_Your goal_
Retype every entry exactly, character for character.

====== Data supplied ======

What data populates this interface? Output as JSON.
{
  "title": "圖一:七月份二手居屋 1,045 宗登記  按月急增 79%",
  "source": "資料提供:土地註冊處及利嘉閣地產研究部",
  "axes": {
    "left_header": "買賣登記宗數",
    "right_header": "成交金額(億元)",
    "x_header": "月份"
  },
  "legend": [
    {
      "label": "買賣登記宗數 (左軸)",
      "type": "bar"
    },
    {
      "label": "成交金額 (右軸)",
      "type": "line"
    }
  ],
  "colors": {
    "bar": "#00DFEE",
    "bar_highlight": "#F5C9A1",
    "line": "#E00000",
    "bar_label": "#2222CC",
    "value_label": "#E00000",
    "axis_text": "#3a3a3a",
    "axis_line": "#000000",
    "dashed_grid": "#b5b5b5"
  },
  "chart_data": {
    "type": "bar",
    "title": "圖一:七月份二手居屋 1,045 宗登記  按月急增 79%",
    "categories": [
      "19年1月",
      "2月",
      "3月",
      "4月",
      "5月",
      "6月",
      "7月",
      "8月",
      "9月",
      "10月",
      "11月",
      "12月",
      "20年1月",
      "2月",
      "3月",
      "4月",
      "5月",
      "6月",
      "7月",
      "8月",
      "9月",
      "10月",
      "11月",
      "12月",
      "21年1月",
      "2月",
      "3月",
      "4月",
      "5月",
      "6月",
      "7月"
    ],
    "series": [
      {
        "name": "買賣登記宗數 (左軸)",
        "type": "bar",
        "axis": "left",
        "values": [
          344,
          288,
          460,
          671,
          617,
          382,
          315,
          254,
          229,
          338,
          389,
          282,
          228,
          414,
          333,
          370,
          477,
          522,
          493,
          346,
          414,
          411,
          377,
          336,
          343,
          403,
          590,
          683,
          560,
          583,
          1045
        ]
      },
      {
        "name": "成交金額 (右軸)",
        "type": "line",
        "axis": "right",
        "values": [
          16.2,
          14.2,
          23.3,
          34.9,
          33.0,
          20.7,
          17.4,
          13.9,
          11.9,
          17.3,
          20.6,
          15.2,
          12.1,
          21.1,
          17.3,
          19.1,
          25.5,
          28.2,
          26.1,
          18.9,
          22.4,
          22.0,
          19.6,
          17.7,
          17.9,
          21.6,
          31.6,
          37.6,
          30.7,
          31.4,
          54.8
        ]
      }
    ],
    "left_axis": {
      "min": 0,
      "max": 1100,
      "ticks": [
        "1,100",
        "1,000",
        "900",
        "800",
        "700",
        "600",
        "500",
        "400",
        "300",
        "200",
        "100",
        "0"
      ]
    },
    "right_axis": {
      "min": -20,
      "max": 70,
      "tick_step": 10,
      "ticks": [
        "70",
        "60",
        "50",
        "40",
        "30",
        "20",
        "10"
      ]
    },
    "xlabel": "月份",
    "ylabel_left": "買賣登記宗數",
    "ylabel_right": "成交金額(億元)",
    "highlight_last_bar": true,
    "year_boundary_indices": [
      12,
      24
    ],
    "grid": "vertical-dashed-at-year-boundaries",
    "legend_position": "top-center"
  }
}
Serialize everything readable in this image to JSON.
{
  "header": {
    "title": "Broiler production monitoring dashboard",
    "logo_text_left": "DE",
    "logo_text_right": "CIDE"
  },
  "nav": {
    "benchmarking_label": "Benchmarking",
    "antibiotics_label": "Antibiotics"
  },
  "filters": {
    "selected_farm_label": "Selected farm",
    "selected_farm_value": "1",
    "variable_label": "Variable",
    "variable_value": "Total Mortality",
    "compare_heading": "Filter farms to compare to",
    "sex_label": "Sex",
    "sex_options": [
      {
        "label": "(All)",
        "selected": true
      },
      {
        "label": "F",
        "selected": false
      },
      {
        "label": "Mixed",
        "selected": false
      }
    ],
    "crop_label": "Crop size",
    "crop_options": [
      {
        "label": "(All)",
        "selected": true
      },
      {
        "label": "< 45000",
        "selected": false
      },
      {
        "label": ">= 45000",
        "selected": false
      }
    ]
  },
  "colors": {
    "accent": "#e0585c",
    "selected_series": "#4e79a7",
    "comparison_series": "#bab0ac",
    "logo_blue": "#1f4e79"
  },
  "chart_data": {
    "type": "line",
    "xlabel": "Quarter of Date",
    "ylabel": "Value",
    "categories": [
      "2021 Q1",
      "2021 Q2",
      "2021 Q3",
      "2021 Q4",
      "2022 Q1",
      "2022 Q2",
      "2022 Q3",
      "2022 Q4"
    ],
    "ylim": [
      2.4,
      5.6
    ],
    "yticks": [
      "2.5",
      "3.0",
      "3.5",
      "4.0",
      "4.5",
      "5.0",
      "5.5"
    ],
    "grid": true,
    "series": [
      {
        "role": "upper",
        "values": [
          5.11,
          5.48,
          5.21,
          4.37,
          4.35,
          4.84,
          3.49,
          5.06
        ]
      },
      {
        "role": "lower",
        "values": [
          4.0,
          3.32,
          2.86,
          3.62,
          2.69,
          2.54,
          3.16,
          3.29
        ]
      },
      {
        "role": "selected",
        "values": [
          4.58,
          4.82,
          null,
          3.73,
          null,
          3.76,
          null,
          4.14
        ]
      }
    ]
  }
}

======

_The reply_
What data populates this interface? Output as JSON.
{
  "title": "圖一:七月份二手居屋 1,045 宗登記  按月急增 79%",
  "source": "資料提供:土地註冊處及利嘉閣地產研究部",
  "axes": {
    "left_header": "買賣登記宗數",
    "right_header": "成交金額(億元)",
    "x_header": "月份"
  },
  "legend": [
    {
      "label": "買賣登記宗數 (左軸)",
      "type": "bar"
    },
    {
      "label": "成交金額 (右軸)",
      "type": "line"
    }
  ],
  "colors": {
    "bar": "#00DFEE",
    "bar_highlight": "#F5C9A1",
    "line": "#E00000",
    "bar_label": "#2222CC",
    "value_label": "#E00000",
    "axis_text": "#3a3a3a",
    "axis_line": "#000000",
    "dashed_grid": "#b5b5b5"
  },
  "chart_data": {
    "type": "bar",
    "title": "圖一:七月份二手居屋 1,045 宗登記  按月急增 79%",
    "categories": [
      "19年1月",
      "2月",
      "3月",
      "4月",
      "5月",
      "6月",
      "7月",
      "8月",
      "9月",
      "10月",
      "11月",
      "12月",
      "20年1月",
      "2月",
      "3月",
      "4月",
      "5月",
      "6月",
      "7月",
      "8月",
      "9月",
      "10月",
      "11月",
      "12月",
      "21年1月",
      "2月",
      "3月",
      "4月",
      "5月",
      "6月",
      "7月"
    ],
    "series": [
      {
        "name": "買賣登記宗數 (左軸)",
        "type": "bar",
        "axis": "left",
        "values": [
          344,
          288,
          460,
          671,
          617,
          382,
          315,
          254,
          229,
          338,
          389,
          282,
          228,
          414,
          333,
          370,
          477,
          522,
          493,
          346,
          414,
          411,
          377,
          336,
          343,
          403,
          590,
          683,
          560,
          583,
          1045
        ]
      },
      {
        "name": "成交金額 (右軸)",
        "type": "line",
        "axis": "right",
        "values": [
          16.2,
          14.2,
          23.3,
          34.9,
          33.0,
          20.7,
          17.4,
          13.9,
          11.9,
          17.3,
          20.6,
          15.2,
          12.1,
          21.1,
          17.3,
          19.1,
          25.5,
          28.2,
          26.1,
          18.9,
          22.4,
          22.0,
          19.6,
          17.7,
          17.9,
          21.6,
          31.6,
          37.6,
          30.7,
          31.4,
          54.8
        ]
      }
    ],
    "left_axis": {
      "min": 0,
      "max": 1100,
      "ticks": [
        "1,100",
        "1,000",
        "900",
        "800",
        "700",
        "600",
        "500",
        "400",
        "300",
        "200",
        "100",
        "0"
      ]
    },
    "right_axis": {
      "min": -20,
      "max": 70,
      "tick_step": 10,
      "ticks": [
        "70",
        "60",
        "50",
        "40",
        "30",
        "20",
        "10"
      ]
    },
    "xlabel": "月份",
    "ylabel_left": "買賣登記宗數",
    "ylabel_right": "成交金額(億元)",
    "highlight_last_bar": true,
    "year_boundary_indices": [
      12,
      24
    ],
    "grid": "vertical-dashed-at-year-boundaries",
    "legend_position": "top-center"
  }
}
Serialize everything readable in this image to JSON.
{
  "header": {
    "title": "Broiler production monitoring dashboard",
    "logo_text_left": "DE",
    "logo_text_right": "CIDE"
  },
  "nav": {
    "benchmarking_label": "Benchmarking",
    "antibiotics_label": "Antibiotics"
  },
  "filters": {
    "selected_farm_label": "Selected farm",
    "selected_farm_value": "1",
    "variable_label": "Variable",
    "variable_value": "Total Mortality",
    "compare_heading": "Filter farms to compare to",
    "sex_label": "Sex",
    "sex_options": [
      {
        "label": "(All)",
        "selected": true
      },
      {
        "label": "F",
        "selected": false
      },
      {
        "label": "Mixed",
        "selected": false
      }
    ],
    "crop_label": "Crop size",
    "crop_options": [
      {
        "label": "(All)",
        "selected": true
      },
      {
        "label": "< 45000",
        "selected": false
      },
      {
        "label": ">= 45000",
        "selected": false
      }
    ]
  },
  "colors": {
    "accent": "#e0585c",
    "selected_series": "#4e79a7",
    "comparison_series": "#bab0ac",
    "logo_blue": "#1f4e79"
  },
  "chart_data": {
    "type": "line",
    "xlabel": "Quarter of Date",
    "ylabel": "Value",
    "categories": [
      "2021 Q1",
      "2021 Q2",
      "2021 Q3",
      "2021 Q4",
      "2022 Q1",
      "2022 Q2",
      "2022 Q3",
      "2022 Q4"
    ],
    "ylim": [
      2.4,
      5.6
    ],
    "yticks": [
      "2.5",
      "3.0",
      "3.5",
      "4.0",
      "4.5",
      "5.0",
      "5.5"
    ],
    "grid": true,
    "series": [
      {
        "role": "upper",
        "values": [
          5.11,
          5.48,
          5.21,
          4.37,
          4.35,
          4.84,
          3.49,
          5.06
        ]
      },
      {
        "role": "lower",
        "values": [
          4.0,
          3.32,
          2.86,
          3.62,
          2.69,
          2.54,
          3.16,
          3.29
        ]
      },
      {
        "role": "selected",
        "values": [
          4.58,
          4.82,
          null,
          3.73,
          null,
          3.76,
          null,
          4.14
        ]
      }
    ]
  }
}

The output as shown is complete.